— BEGIN —
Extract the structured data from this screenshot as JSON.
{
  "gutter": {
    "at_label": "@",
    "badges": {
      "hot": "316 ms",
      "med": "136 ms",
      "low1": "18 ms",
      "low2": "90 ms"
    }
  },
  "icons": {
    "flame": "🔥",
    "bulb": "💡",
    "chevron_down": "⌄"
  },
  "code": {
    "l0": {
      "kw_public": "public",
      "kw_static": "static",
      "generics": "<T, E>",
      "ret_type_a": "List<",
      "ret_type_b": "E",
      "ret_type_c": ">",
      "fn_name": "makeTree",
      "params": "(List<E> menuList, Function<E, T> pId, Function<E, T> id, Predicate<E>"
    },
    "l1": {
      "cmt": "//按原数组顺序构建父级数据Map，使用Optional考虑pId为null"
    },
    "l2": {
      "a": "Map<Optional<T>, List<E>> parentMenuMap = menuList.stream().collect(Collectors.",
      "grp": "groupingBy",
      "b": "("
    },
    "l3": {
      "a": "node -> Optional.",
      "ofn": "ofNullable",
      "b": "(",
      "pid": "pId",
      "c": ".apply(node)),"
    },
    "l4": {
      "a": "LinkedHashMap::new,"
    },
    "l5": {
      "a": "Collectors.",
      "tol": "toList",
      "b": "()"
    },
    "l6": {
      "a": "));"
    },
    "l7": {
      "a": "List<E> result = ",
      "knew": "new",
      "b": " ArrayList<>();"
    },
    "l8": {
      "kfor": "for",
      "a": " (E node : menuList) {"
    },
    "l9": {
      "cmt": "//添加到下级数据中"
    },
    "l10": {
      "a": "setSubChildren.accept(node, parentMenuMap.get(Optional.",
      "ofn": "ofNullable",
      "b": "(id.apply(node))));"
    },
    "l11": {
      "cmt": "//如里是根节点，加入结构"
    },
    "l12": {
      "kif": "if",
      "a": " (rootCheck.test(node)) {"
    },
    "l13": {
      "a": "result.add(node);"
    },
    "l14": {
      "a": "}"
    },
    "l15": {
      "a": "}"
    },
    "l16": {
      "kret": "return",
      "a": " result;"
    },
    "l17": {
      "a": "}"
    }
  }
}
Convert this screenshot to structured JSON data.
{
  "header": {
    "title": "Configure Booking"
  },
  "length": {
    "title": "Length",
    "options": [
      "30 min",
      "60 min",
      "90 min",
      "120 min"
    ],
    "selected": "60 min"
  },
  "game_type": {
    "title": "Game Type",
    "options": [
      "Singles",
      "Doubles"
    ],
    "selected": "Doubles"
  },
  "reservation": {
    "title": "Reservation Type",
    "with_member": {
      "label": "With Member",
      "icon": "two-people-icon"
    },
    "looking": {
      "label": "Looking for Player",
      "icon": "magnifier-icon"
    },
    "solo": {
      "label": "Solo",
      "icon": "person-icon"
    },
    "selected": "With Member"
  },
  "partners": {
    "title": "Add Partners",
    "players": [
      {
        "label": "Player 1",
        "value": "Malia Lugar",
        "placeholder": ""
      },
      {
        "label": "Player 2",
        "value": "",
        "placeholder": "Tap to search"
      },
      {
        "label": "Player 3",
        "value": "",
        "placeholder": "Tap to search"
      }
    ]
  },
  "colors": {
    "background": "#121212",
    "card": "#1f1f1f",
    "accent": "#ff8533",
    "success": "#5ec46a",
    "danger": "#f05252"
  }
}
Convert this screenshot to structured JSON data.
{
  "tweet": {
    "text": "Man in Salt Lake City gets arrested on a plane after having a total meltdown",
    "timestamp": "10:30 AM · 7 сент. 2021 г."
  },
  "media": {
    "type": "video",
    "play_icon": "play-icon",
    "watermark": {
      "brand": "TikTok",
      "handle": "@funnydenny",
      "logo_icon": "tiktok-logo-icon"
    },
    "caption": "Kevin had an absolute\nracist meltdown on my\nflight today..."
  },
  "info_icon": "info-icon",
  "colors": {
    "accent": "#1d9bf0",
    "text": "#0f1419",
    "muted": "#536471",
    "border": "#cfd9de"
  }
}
— END —
— YOUR INSTRUCTIONS —
Copy all lines from the material that hold "text".

— THE RESPONSE —
    "text": "Man in Salt Lake City gets arrested on a plane after having a total meltdown",
    "text": "#0f1419",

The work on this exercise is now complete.